Data excerpts:
=-=-=
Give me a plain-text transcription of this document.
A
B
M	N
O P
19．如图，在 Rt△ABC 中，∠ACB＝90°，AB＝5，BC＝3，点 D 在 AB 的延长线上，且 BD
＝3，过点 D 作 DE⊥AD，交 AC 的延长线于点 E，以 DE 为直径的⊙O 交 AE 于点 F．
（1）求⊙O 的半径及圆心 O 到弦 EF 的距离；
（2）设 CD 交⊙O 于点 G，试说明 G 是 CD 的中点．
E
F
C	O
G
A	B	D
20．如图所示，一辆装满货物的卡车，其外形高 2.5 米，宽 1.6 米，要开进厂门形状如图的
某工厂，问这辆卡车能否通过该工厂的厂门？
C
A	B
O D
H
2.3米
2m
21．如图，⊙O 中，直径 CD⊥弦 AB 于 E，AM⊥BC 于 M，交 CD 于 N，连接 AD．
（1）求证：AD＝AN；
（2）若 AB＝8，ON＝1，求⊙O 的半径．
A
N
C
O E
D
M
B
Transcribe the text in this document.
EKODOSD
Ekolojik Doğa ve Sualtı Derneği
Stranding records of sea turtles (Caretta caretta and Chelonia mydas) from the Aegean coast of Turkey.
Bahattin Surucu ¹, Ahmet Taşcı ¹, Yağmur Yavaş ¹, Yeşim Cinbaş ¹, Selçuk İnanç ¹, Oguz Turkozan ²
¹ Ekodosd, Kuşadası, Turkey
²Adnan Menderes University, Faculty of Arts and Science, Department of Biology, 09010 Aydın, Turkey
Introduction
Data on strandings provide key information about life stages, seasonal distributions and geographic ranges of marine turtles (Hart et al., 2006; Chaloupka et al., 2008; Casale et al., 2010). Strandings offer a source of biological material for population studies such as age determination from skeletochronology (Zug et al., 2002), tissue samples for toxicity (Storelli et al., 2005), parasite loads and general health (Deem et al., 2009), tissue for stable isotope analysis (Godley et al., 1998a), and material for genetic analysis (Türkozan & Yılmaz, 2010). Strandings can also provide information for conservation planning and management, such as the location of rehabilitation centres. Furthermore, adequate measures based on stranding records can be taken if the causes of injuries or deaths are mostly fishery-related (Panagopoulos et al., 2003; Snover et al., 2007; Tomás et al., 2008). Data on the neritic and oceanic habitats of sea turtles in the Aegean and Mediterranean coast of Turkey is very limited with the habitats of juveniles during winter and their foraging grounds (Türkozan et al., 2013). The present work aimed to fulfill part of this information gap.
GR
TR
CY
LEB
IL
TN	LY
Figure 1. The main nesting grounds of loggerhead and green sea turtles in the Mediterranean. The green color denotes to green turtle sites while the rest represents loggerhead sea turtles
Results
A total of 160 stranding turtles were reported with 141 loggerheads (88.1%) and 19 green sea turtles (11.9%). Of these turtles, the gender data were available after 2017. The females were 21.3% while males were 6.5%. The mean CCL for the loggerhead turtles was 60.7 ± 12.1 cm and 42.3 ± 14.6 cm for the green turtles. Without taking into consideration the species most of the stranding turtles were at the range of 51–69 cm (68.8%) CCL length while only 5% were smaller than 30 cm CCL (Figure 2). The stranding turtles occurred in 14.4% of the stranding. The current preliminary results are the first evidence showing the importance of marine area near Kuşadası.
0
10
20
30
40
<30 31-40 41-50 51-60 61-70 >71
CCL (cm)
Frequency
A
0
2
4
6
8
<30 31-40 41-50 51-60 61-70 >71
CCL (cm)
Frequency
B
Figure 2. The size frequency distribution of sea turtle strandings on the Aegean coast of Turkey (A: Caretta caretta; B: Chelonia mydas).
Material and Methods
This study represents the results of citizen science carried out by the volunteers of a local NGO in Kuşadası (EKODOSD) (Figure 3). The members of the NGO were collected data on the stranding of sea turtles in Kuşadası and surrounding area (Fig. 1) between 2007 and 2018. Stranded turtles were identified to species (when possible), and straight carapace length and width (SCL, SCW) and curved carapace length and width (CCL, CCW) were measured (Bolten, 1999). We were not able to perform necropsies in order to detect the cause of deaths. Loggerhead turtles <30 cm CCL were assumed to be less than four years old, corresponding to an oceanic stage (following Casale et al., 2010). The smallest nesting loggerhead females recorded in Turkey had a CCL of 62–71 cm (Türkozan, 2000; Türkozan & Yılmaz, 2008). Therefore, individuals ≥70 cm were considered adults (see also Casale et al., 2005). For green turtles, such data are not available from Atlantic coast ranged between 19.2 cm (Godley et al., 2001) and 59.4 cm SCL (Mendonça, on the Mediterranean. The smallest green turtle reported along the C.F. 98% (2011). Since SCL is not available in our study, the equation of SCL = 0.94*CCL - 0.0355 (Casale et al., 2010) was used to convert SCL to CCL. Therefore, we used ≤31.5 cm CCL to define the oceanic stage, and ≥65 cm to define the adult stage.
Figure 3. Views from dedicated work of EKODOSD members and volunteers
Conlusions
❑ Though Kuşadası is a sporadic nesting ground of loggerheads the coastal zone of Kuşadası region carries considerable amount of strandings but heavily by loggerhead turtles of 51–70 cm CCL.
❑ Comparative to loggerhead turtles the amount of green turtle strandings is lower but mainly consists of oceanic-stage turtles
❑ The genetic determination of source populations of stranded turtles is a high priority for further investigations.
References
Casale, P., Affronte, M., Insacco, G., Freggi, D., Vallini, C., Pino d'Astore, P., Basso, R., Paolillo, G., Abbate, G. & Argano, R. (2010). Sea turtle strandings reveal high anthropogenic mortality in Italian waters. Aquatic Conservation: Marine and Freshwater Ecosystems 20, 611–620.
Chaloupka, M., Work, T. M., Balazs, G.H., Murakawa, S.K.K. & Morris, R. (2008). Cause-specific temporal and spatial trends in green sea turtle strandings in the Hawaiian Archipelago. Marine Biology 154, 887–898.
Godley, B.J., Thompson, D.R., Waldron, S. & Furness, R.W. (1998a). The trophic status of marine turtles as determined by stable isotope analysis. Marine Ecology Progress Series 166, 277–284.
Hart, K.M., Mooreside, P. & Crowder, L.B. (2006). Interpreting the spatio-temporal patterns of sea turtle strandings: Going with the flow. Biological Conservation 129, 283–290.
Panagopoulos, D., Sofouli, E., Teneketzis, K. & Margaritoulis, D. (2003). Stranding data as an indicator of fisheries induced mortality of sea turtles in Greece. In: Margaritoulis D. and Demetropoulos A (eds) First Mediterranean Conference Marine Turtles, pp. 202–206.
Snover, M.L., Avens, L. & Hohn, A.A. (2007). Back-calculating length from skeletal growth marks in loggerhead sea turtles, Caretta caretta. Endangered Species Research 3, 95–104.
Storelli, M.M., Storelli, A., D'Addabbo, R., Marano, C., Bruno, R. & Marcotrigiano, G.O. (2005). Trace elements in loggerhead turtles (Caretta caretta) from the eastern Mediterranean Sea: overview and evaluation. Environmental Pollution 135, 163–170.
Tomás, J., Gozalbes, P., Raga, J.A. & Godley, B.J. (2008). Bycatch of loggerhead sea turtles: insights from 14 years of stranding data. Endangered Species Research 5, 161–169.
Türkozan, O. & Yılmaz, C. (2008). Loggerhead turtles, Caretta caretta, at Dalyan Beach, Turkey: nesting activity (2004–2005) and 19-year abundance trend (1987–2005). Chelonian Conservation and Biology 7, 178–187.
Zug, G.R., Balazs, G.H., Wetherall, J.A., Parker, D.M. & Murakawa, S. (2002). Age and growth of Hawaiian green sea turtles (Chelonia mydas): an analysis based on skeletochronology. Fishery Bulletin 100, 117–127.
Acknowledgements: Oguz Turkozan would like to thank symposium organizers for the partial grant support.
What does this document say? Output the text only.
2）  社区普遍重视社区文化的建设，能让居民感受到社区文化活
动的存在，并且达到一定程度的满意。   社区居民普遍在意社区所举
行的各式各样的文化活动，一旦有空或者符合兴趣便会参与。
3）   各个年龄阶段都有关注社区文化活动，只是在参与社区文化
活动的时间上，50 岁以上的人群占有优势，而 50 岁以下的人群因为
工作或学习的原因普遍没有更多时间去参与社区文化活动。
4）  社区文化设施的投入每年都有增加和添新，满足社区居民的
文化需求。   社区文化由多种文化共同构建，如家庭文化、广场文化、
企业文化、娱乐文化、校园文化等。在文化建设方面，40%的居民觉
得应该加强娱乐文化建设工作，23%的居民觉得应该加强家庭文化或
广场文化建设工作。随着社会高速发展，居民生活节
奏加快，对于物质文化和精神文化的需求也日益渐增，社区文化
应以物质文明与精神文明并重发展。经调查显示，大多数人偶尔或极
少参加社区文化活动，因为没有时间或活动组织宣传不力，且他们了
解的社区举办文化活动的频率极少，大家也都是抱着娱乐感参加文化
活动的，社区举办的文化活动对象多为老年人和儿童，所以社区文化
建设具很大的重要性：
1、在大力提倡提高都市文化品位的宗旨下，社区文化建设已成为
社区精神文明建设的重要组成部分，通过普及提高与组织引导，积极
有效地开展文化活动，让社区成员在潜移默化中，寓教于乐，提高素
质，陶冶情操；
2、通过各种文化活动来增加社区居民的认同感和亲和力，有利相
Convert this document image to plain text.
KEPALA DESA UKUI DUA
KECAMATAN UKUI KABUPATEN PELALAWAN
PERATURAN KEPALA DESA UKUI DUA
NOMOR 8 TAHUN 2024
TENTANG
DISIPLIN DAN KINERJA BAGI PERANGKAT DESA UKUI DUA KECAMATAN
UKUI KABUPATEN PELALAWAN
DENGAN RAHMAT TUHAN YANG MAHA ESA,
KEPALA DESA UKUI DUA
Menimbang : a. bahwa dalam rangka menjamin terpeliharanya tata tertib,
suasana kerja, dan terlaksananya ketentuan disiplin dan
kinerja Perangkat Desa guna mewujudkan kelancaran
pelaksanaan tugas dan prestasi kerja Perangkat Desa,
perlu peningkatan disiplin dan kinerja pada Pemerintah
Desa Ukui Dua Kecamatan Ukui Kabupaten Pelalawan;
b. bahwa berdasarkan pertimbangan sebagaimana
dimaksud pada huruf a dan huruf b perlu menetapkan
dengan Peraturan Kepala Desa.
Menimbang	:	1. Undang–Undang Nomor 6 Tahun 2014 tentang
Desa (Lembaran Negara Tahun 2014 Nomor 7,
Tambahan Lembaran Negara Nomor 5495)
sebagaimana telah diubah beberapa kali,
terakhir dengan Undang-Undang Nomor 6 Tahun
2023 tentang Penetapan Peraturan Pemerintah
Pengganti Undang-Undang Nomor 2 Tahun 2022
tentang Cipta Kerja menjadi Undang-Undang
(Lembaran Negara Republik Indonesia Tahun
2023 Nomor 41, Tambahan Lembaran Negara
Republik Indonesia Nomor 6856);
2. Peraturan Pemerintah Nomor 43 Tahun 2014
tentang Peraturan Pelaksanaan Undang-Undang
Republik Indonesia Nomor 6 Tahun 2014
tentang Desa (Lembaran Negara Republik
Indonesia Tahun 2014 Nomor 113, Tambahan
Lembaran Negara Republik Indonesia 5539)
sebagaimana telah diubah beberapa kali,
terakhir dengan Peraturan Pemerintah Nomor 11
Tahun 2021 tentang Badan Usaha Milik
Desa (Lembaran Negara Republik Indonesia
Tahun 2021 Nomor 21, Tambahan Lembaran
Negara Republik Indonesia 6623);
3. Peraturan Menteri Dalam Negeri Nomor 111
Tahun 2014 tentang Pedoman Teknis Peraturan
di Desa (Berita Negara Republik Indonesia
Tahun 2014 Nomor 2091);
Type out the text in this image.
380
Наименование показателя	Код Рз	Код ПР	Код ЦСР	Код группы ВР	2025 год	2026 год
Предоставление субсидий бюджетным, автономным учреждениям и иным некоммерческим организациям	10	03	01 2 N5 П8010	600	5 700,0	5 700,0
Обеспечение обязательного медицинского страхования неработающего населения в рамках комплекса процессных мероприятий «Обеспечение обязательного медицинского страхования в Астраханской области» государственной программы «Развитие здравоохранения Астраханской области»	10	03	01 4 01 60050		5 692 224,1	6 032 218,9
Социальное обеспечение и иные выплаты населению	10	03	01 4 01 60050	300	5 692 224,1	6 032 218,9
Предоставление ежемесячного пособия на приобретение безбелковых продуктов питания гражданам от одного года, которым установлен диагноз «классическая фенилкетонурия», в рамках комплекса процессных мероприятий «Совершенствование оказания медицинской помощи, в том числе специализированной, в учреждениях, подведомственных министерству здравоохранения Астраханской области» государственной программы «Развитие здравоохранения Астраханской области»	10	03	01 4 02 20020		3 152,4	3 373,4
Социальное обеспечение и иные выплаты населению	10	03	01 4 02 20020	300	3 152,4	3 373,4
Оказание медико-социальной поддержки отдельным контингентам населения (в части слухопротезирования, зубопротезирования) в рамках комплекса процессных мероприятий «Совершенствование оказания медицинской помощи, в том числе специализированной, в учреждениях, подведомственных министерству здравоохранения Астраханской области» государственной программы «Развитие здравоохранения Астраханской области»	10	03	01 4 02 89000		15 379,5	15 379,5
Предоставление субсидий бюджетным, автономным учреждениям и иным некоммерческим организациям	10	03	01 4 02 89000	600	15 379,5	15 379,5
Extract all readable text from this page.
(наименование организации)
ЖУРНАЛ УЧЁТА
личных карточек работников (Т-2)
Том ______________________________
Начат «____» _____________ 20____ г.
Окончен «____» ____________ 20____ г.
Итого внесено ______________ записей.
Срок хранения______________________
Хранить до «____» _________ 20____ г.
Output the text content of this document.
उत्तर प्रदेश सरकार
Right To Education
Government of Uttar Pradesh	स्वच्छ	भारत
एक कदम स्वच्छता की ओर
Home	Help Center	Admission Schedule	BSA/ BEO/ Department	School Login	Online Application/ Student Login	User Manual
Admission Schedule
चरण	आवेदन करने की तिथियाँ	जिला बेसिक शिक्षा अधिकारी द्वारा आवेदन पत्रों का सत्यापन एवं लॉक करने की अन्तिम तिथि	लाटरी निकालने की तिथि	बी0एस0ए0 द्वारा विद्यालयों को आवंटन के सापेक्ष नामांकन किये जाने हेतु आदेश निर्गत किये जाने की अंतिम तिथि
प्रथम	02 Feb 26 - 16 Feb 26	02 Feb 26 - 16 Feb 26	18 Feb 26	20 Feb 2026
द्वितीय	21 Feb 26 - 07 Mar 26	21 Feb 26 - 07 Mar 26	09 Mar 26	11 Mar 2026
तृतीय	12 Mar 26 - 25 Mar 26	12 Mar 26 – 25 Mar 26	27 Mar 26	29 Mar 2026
=-=-=
EXERCISE PROMPT: Only the lines from the one that contains "Output the text content of this document." through the last line should be repeated, each exactly as it stands, with both ends included.

ANSWER IN FULL:
Output the text content of this document.
उत्तर प्रदेश सरकार
Right To Education
Government of Uttar Pradesh	स्वच्छ	भारत
एक कदम स्वच्छता की ओर
Home	Help Center	Admission Schedule	BSA/ BEO/ Department	School Login	Online Application/ Student Login	User Manual
Admission Schedule
चरण	आवेदन करने की तिथियाँ	जिला बेसिक शिक्षा अधिकारी द्वारा आवेदन पत्रों का सत्यापन एवं लॉक करने की अन्तिम तिथि	लाटरी निकालने की तिथि	बी0एस0ए0 द्वारा विद्यालयों को आवंटन के सापेक्ष नामांकन किये जाने हेतु आदेश निर्गत किये जाने की अंतिम तिथि
प्रथम	02 Feb 26 - 16 Feb 26	02 Feb 26 - 16 Feb 26	18 Feb 26	20 Feb 2026
द्वितीय	21 Feb 26 - 07 Mar 26	21 Feb 26 - 07 Mar 26	09 Mar 26	11 Mar 2026
तृतीय	12 Mar 26 - 25 Mar 26	12 Mar 26 – 25 Mar 26	27 Mar 26	29 Mar 2026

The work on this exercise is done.